• [The task]
Give the listing below again in full, exactly as written.

Some records
__________________________________________________
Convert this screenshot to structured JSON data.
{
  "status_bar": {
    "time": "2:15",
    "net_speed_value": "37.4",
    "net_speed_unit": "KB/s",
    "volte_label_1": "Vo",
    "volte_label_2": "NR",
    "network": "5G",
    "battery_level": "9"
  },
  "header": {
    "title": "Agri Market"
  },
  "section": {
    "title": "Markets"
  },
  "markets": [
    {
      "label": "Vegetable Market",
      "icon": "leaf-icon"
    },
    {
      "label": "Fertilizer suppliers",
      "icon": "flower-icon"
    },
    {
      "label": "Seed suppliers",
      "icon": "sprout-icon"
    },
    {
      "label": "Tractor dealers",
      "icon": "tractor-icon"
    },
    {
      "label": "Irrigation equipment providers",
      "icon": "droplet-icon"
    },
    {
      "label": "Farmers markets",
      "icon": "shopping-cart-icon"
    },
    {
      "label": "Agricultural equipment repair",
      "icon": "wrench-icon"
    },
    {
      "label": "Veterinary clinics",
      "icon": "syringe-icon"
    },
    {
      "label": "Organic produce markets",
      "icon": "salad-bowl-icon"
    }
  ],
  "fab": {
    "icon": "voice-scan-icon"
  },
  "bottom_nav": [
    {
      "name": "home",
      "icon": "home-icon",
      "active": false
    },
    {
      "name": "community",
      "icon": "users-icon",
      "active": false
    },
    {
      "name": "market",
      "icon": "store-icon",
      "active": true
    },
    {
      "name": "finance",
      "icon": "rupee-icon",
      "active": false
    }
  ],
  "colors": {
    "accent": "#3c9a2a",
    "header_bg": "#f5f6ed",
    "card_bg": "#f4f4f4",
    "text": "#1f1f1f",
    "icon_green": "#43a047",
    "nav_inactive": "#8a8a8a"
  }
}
__________________________________________________
• [Task solution]
Convert this screenshot to structured JSON data.
{
  "status_bar": {
    "time": "2:15",
    "net_speed_value": "37.4",
    "net_speed_unit": "KB/s",
    "volte_label_1": "Vo",
    "volte_label_2": "NR",
    "network": "5G",
    "battery_level": "9"
  },
  "header": {
    "title": "Agri Market"
  },
  "section": {
    "title": "Markets"
  },
  "markets": [
    {
      "label": "Vegetable Market",
      "icon": "leaf-icon"
    },
    {
      "label": "Fertilizer suppliers",
      "icon": "flower-icon"
    },
    {
      "label": "Seed suppliers",
      "icon": "sprout-icon"
    },
    {
      "label": "Tractor dealers",
      "icon": "tractor-icon"
    },
    {
      "label": "Irrigation equipment providers",
      "icon": "droplet-icon"
    },
    {
      "label": "Farmers markets",
      "icon": "shopping-cart-icon"
    },
    {
      "label": "Agricultural equipment repair",
      "icon": "wrench-icon"
    },
    {
      "label": "Veterinary clinics",
      "icon": "syringe-icon"
    },
    {
      "label": "Organic produce markets",
      "icon": "salad-bowl-icon"
    }
  ],
  "fab": {
    "icon": "voice-scan-icon"
  },
  "bottom_nav": [
    {
      "name": "home",
      "icon": "home-icon",
      "active": false
    },
    {
      "name": "community",
      "icon": "users-icon",
      "active": false
    },
    {
      "name": "market",
      "icon": "store-icon",
      "active": true
    },
    {
      "name": "finance",
      "icon": "rupee-icon",
      "active": false
    }
  ],
  "colors": {
    "accent": "#3c9a2a",
    "header_bg": "#f5f6ed",
    "card_bg": "#f4f4f4",
    "text": "#1f1f1f",
    "icon_green": "#43a047",
    "nav_inactive": "#8a8a8a"
  }
}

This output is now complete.